* start *

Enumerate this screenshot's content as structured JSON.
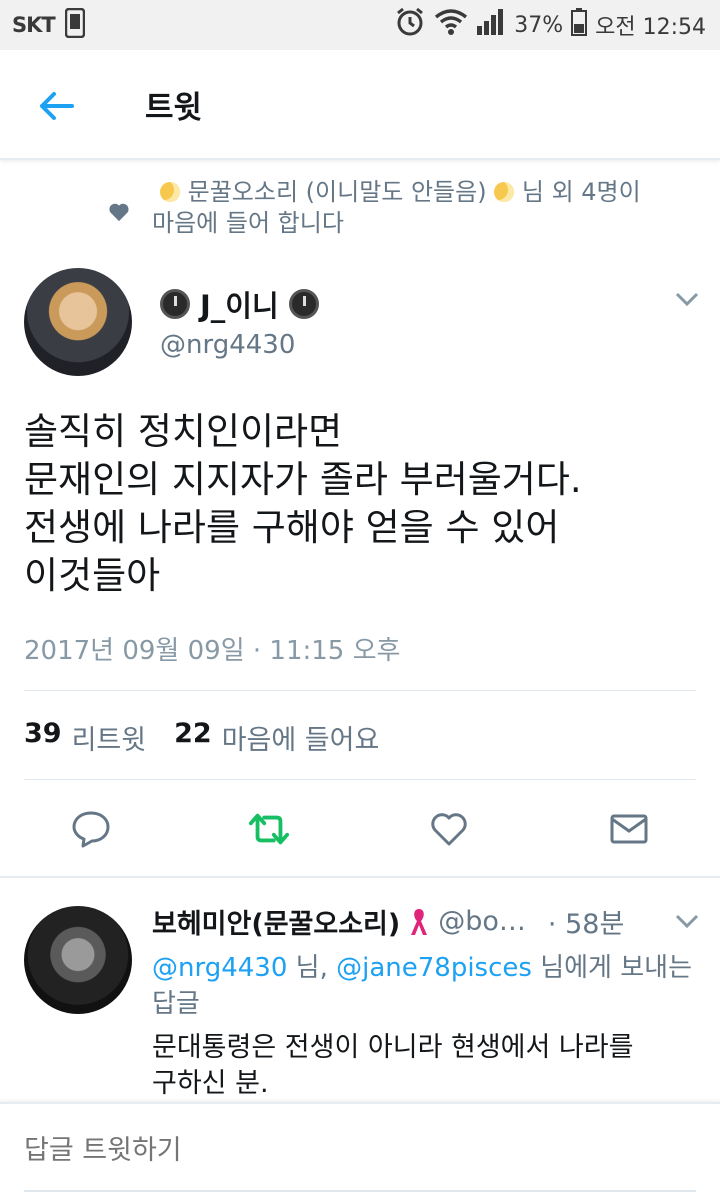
{
  "statusbar": {
    "carrier": "SKT",
    "battery": "37%",
    "time": "오전 12:54"
  },
  "appbar": {
    "title": "트윗"
  },
  "liked_context": {
    "line1_name": "문꿀오소리 (이니말도 안들음)",
    "line1_suffix": "님 외 4명이",
    "line2": "마음에 들어 합니다"
  },
  "tweet": {
    "author_name": "J_이니",
    "author_handle": "@nrg4430",
    "text": "솔직히 정치인이라면\n문재인의 지지자가 졸라 부러울거다.\n전생에 나라를 구해야 얻을 수 있어\n이것들아",
    "timestamp": "2017년 09월 09일 · 11:15 오후",
    "retweet_count": "39",
    "retweet_label": "리트윗",
    "like_count": "22",
    "like_label": "마음에 들어요"
  },
  "reply": {
    "name": "보헤미안(문꿀오소리)",
    "handle": "@bo…",
    "age": "· 58분",
    "mention1": "@nrg4430",
    "sep1": " 님, ",
    "mention2": "@jane78pisces",
    "reply_to_suffix": " 님에게 보내는 답글",
    "text": "문대통령은 전생이 아니라 현생에서 나라를\n구하신 분."
  },
  "compose": {
    "placeholder": "답글 트윗하기"
  },
  "colors": {
    "accent": "#1da1f2",
    "retweet_green": "#17bf63",
    "secondary_text": "#657786",
    "muted_text": "#8899a6"
  },
  "icons": {
    "back": "arrow-left-icon",
    "reply": "reply-bubble-icon",
    "retweet": "retweet-icon",
    "like": "heart-icon",
    "dm": "envelope-icon"
  }
}
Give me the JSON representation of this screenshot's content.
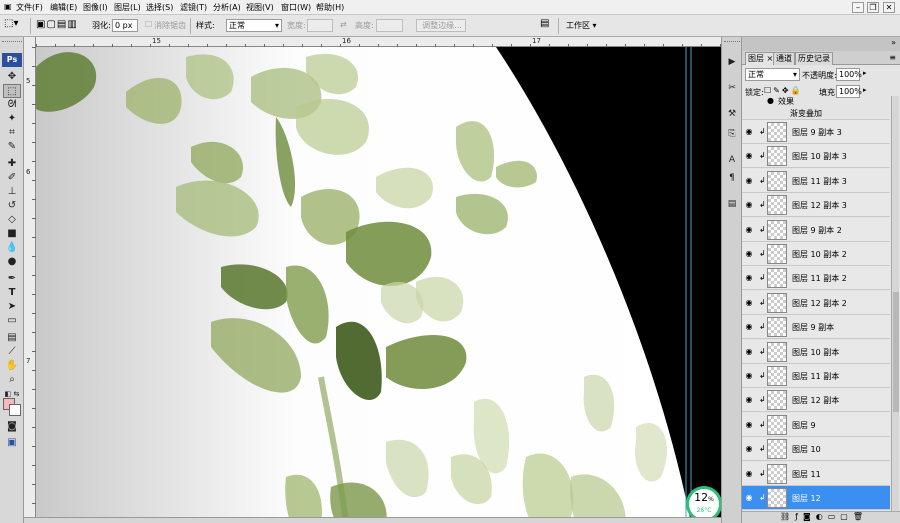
{
  "menu": {
    "items": [
      "文件(F)",
      "编辑(E)",
      "图像(I)",
      "图层(L)",
      "选择(S)",
      "滤镜(T)",
      "分析(A)",
      "视图(V)",
      "窗口(W)",
      "帮助(H)"
    ]
  },
  "window_controls": {
    "minimize": "–",
    "restore": "❐",
    "close": "✕"
  },
  "options_bar": {
    "feather_label": "羽化:",
    "feather_value": "0 px",
    "antialias_label": "消除锯齿",
    "style_label": "样式:",
    "style_value": "正常",
    "width_label": "宽度:",
    "height_label": "高度:",
    "refine_edge_label": "调整边缘...",
    "workspace_label": "工作区 ▾"
  },
  "toolbox": {
    "logo": "Ps",
    "tools": [
      "move",
      "marquee",
      "lasso",
      "magic-wand",
      "crop",
      "slice",
      "healing",
      "brush",
      "clone-stamp",
      "history-brush",
      "eraser",
      "gradient",
      "blur",
      "dodge",
      "pen",
      "type",
      "path-select",
      "shape",
      "notes",
      "eyedropper",
      "hand",
      "zoom"
    ],
    "foreground_color": "#f7b8b8",
    "background_color": "#ffffff"
  },
  "rulers": {
    "h_labels": [
      "15",
      "16",
      "17"
    ],
    "v_labels": [
      "5",
      "6",
      "7"
    ]
  },
  "layers_panel": {
    "tabs": [
      "图层",
      "通道",
      "历史记录"
    ],
    "blend_mode": "正常",
    "opacity_label": "不透明度:",
    "opacity_value": "100%",
    "lock_label": "锁定:",
    "fill_label": "填充:",
    "fill_value": "100%",
    "effects_label": "效果",
    "effect_item": "渐变叠加",
    "layers": [
      {
        "name": "图层 9 副本 3",
        "selected": false
      },
      {
        "name": "图层 10 副本 3",
        "selected": false
      },
      {
        "name": "图层 11 副本 3",
        "selected": false
      },
      {
        "name": "图层 12 副本 3",
        "selected": false
      },
      {
        "name": "图层 9 副本 2",
        "selected": false
      },
      {
        "name": "图层 10 副本 2",
        "selected": false
      },
      {
        "name": "图层 11 副本 2",
        "selected": false
      },
      {
        "name": "图层 12 副本 2",
        "selected": false
      },
      {
        "name": "图层 9 副本",
        "selected": false
      },
      {
        "name": "图层 10 副本",
        "selected": false
      },
      {
        "name": "图层 11 副本",
        "selected": false
      },
      {
        "name": "图层 12 副本",
        "selected": false
      },
      {
        "name": "图层 9",
        "selected": false
      },
      {
        "name": "图层 10",
        "selected": false
      },
      {
        "name": "图层 11",
        "selected": false
      },
      {
        "name": "图层 12",
        "selected": true
      }
    ]
  },
  "gauge": {
    "percent": "12",
    "unit": "%",
    "temperature": "26°C"
  },
  "colors": {
    "selection": "#3a8ff0",
    "leaf": "#8fa85a",
    "leaf_dark": "#4d6a26",
    "canvas_bg": "#000000",
    "gauge_ring": "#2ec07a"
  }
}
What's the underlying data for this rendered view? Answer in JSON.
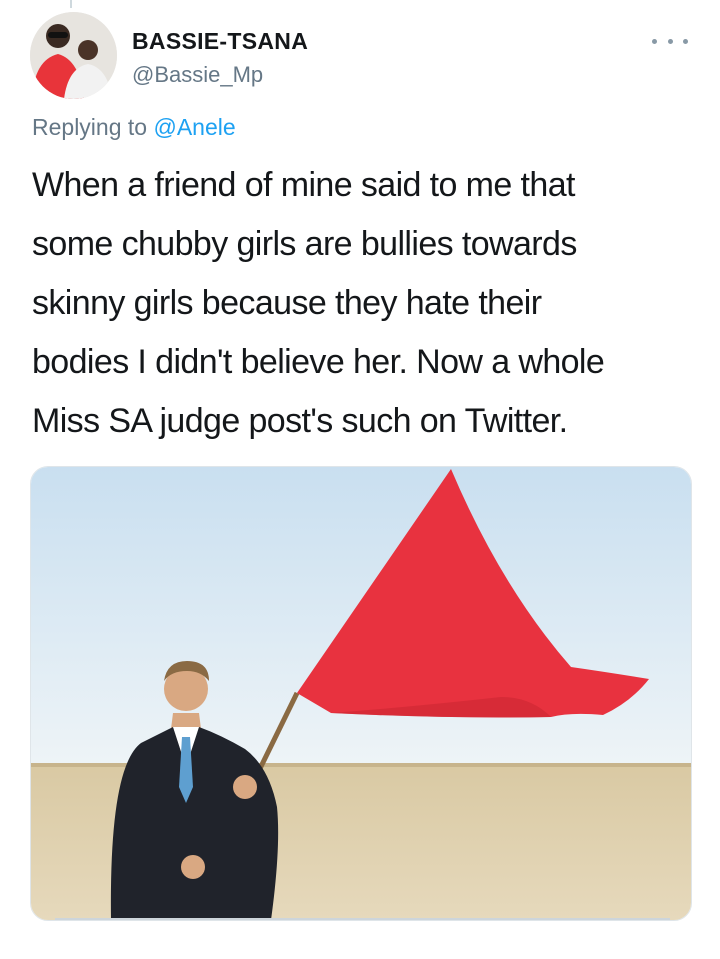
{
  "tweet": {
    "display_name": "BASSIE-TSANA",
    "handle": "@Bassie_Mp",
    "reply_prefix": "Replying to",
    "reply_to": "@Anele",
    "text": "When a friend of mine said to me that\nsome chubby girls are bullies towards\nskinny girls because they hate their\nbodies I didn't believe her. Now a whole\nMiss SA judge post's such on Twitter."
  },
  "icons": {
    "more": "more-horizontal-icon",
    "avatar": "profile-avatar"
  },
  "colors": {
    "link": "#1da1f2",
    "muted": "#657786",
    "text": "#14171a",
    "flag": "#e8323f"
  }
}
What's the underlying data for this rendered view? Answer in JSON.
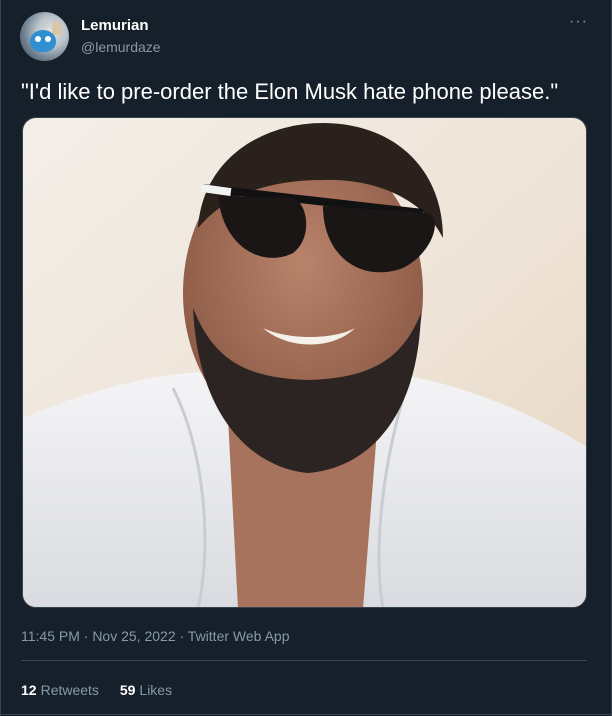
{
  "author": {
    "display_name": "Lemurian",
    "handle": "@lemurdaze",
    "avatar_icon": "avatar-image"
  },
  "tweet": {
    "text": "\"I'd like to pre-order the Elon Musk hate phone please.\"",
    "timestamp": "11:45 PM · Nov 25, 2022 · Twitter Web App"
  },
  "more_menu": {
    "label": "···",
    "icon": "more-horizontal-icon"
  },
  "stats": {
    "retweets_count": "12",
    "retweets_label": "Retweets",
    "likes_count": "59",
    "likes_label": "Likes"
  },
  "colors": {
    "background": "#15202b",
    "text_primary": "#ffffff",
    "text_secondary": "#8899a6",
    "border": "#38444d"
  }
}
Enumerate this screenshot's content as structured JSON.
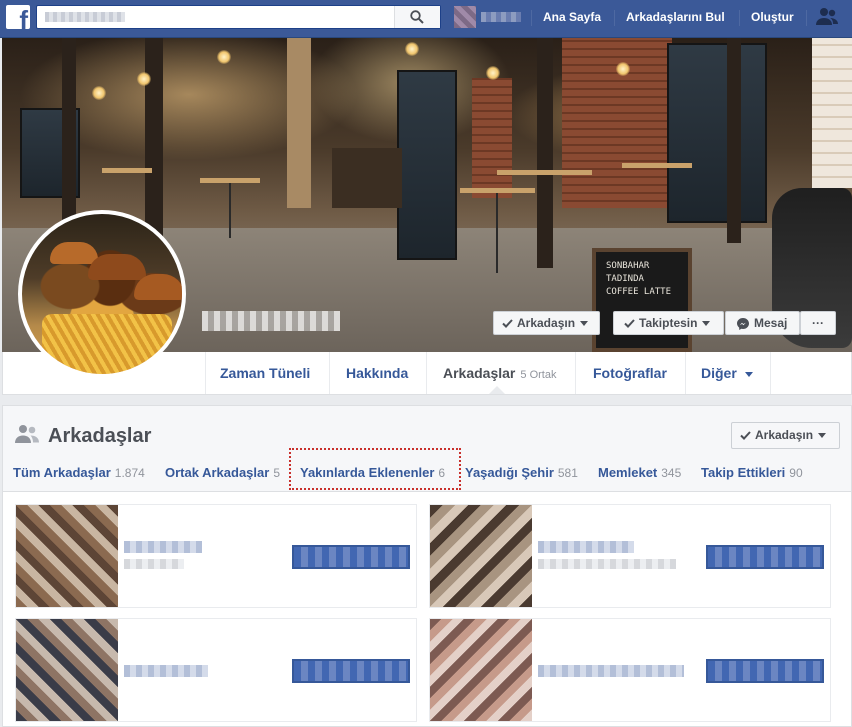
{
  "topbar": {
    "logo": "f",
    "search_value": "",
    "search_placeholder": "",
    "links": [
      "Ana Sayfa",
      "Arkadaşlarını Bul",
      "Oluştur"
    ],
    "brand_color": "#3b5998"
  },
  "cover": {
    "board_lines": [
      "SONBAHAR",
      "TADINDA",
      "COFFEE LATTE"
    ],
    "buttons": {
      "friend": "Arkadaşın",
      "following": "Takiptesin",
      "message": "Mesaj",
      "more": "···"
    }
  },
  "tabs": [
    {
      "label": "Zaman Tüneli",
      "count": ""
    },
    {
      "label": "Hakkında",
      "count": ""
    },
    {
      "label": "Arkadaşlar",
      "count": "5 Ortak"
    },
    {
      "label": "Fotoğraflar",
      "count": ""
    },
    {
      "label": "Diğer",
      "count": ""
    }
  ],
  "friends_panel": {
    "title": "Arkadaşlar",
    "button": "Arkadaşın",
    "subtabs": [
      {
        "label": "Tüm Arkadaşlar",
        "count": "1.874"
      },
      {
        "label": "Ortak Arkadaşlar",
        "count": "5"
      },
      {
        "label": "Yakınlarda Eklenenler",
        "count": "6"
      },
      {
        "label": "Yaşadığı Şehir",
        "count": "581"
      },
      {
        "label": "Memleket",
        "count": "345"
      },
      {
        "label": "Takip Ettikleri",
        "count": "90"
      }
    ],
    "highlighted_subtab": "Yakınlarda Eklenenler"
  }
}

* end *

Required work: Except for the pictures, copy the material above exactly.

Complete output:
Enumerate this screenshot's content as structured JSON.
{
  "statusbar": {
    "carrier": "SKT",
    "battery": "37%",
    "time": "오전 12:54"
  },
  "appbar": {
    "title": "트윗"
  },
  "liked_context": {
    "line1_name": "문꿀오소리 (이니말도 안들음)",
    "line1_suffix": "님 외 4명이",
    "line2": "마음에 들어 합니다"
  },
  "tweet": {
    "author_name": "J_이니",
    "author_handle": "@nrg4430",
    "text": "솔직히 정치인이라면\n문재인의 지지자가 졸라 부러울거다.\n전생에 나라를 구해야 얻을 수 있어\n이것들아",
    "timestamp": "2017년 09월 09일 · 11:15 오후",
    "retweet_count": "39",
    "retweet_label": "리트윗",
    "like_count": "22",
    "like_label": "마음에 들어요"
  },
  "reply": {
    "name": "보헤미안(문꿀오소리)",
    "handle": "@bo…",
    "age": "· 58분",
    "mention1": "@nrg4430",
    "sep1": " 님, ",
    "mention2": "@jane78pisces",
    "reply_to_suffix": " 님에게 보내는 답글",
    "text": "문대통령은 전생이 아니라 현생에서 나라를\n구하신 분."
  },
  "compose": {
    "placeholder": "답글 트윗하기"
  },
  "colors": {
    "accent": "#1da1f2",
    "retweet_green": "#17bf63",
    "secondary_text": "#657786",
    "muted_text": "#8899a6"
  },
  "icons": {
    "back": "arrow-left-icon",
    "reply": "reply-bubble-icon",
    "retweet": "retweet-icon",
    "like": "heart-icon",
    "dm": "envelope-icon"
  }
}
Give me the JSON representation of this screenshot's content.
{
  "menu": {
    "items": [
      "文件(F)",
      "编辑(E)",
      "图像(I)",
      "图层(L)",
      "选择(S)",
      "滤镜(T)",
      "分析(A)",
      "视图(V)",
      "窗口(W)",
      "帮助(H)"
    ]
  },
  "window_controls": {
    "minimize": "–",
    "restore": "❐",
    "close": "✕"
  },
  "options_bar": {
    "feather_label": "羽化:",
    "feather_value": "0 px",
    "antialias_label": "消除锯齿",
    "style_label": "样式:",
    "style_value": "正常",
    "width_label": "宽度:",
    "height_label": "高度:",
    "refine_edge_label": "调整边缘...",
    "workspace_label": "工作区 ▾"
  },
  "toolbox": {
    "logo": "Ps",
    "tools": [
      "move",
      "marquee",
      "lasso",
      "magic-wand",
      "crop",
      "slice",
      "healing",
      "brush",
      "clone-stamp",
      "history-brush",
      "eraser",
      "gradient",
      "blur",
      "dodge",
      "pen",
      "type",
      "path-select",
      "shape",
      "notes",
      "eyedropper",
      "hand",
      "zoom"
    ],
    "foreground_color": "#f7b8b8",
    "background_color": "#ffffff"
  },
  "rulers": {
    "h_labels": [
      "15",
      "16",
      "17"
    ],
    "v_labels": [
      "5",
      "6",
      "7"
    ]
  },
  "layers_panel": {
    "tabs": [
      "图层",
      "通道",
      "历史记录"
    ],
    "blend_mode": "正常",
    "opacity_label": "不透明度:",
    "opacity_value": "100%",
    "lock_label": "锁定:",
    "fill_label": "填充:",
    "fill_value": "100%",
    "effects_label": "效果",
    "effect_item": "渐变叠加",
    "layers": [
      {
        "name": "图层 9 副本 3",
        "selected": false
      },
      {
        "name": "图层 10 副本 3",
        "selected": false
      },
      {
        "name": "图层 11 副本 3",
        "selected": false
      },
      {
        "name": "图层 12 副本 3",
        "selected": false
      },
      {
        "name": "图层 9 副本 2",
        "selected": false
      },
      {
        "name": "图层 10 副本 2",
        "selected": false
      },
      {
        "name": "图层 11 副本 2",
        "selected": false
      },
      {
        "name": "图层 12 副本 2",
        "selected": false
      },
      {
        "name": "图层 9 副本",
        "selected": false
      },
      {
        "name": "图层 10 副本",
        "selected": false
      },
      {
        "name": "图层 11 副本",
        "selected": false
      },
      {
        "name": "图层 12 副本",
        "selected": false
      },
      {
        "name": "图层 9",
        "selected": false
      },
      {
        "name": "图层 10",
        "selected": false
      },
      {
        "name": "图层 11",
        "selected": false
      },
      {
        "name": "图层 12",
        "selected": true
      }
    ]
  },
  "gauge": {
    "percent": "12",
    "unit": "%",
    "temperature": "26°C"
  },
  "colors": {
    "selection": "#3a8ff0",
    "leaf": "#8fa85a",
    "leaf_dark": "#4d6a26",
    "canvas_bg": "#000000",
    "gauge_ring": "#2ec07a"
  }
}
What's the underlying data for this rendered view? Answer in JSON.
{
  "tweet": {
    "display_name": "BASSIE-TSANA",
    "handle": "@Bassie_Mp",
    "reply_prefix": "Replying to",
    "reply_to": "@Anele",
    "text": "When a friend of mine said to me that\nsome chubby girls are bullies towards\nskinny girls because they hate their\nbodies I didn't believe her. Now a whole\nMiss SA judge post's such on Twitter."
  },
  "icons": {
    "more": "more-horizontal-icon",
    "avatar": "profile-avatar"
  },
  "colors": {
    "link": "#1da1f2",
    "muted": "#657786",
    "text": "#14171a",
    "flag": "#e8323f"
  }
}
What's the underlying data for this rendered view? Answer in JSON.
{
  "author": {
    "display_name": "Lemurian",
    "handle": "@lemurdaze",
    "avatar_icon": "avatar-image"
  },
  "tweet": {
    "text": "\"I'd like to pre-order the Elon Musk hate phone please.\"",
    "timestamp": "11:45 PM · Nov 25, 2022 · Twitter Web App"
  },
  "more_menu": {
    "label": "···",
    "icon": "more-horizontal-icon"
  },
  "stats": {
    "retweets_count": "12",
    "retweets_label": "Retweets",
    "likes_count": "59",
    "likes_label": "Likes"
  },
  "colors": {
    "background": "#15202b",
    "text_primary": "#ffffff",
    "text_secondary": "#8899a6",
    "border": "#38444d"
  }
}
Enumerate this screenshot's content as structured JSON.
{
  "topbar": {
    "logo": "f",
    "search_value": "",
    "search_placeholder": "",
    "links": [
      "Ana Sayfa",
      "Arkadaşlarını Bul",
      "Oluştur"
    ],
    "brand_color": "#3b5998"
  },
  "cover": {
    "board_lines": [
      "SONBAHAR",
      "TADINDA",
      "COFFEE LATTE"
    ],
    "buttons": {
      "friend": "Arkadaşın",
      "following": "Takiptesin",
      "message": "Mesaj",
      "more": "···"
    }
  },
  "tabs": [
    {
      "label": "Zaman Tüneli",
      "count": ""
    },
    {
      "label": "Hakkında",
      "count": ""
    },
    {
      "label": "Arkadaşlar",
      "count": "5 Ortak"
    },
    {
      "label": "Fotoğraflar",
      "count": ""
    },
    {
      "label": "Diğer",
      "count": ""
    }
  ],
  "friends_panel": {
    "title": "Arkadaşlar",
    "button": "Arkadaşın",
    "subtabs": [
      {
        "label": "Tüm Arkadaşlar",
        "count": "1.874"
      },
      {
        "label": "Ortak Arkadaşlar",
        "count": "5"
      },
      {
        "label": "Yakınlarda Eklenenler",
        "count": "6"
      },
      {
        "label": "Yaşadığı Şehir",
        "count": "581"
      },
      {
        "label": "Memleket",
        "count": "345"
      },
      {
        "label": "Takip Ettikleri",
        "count": "90"
      }
    ],
    "highlighted_subtab": "Yakınlarda Eklenenler"
  }
}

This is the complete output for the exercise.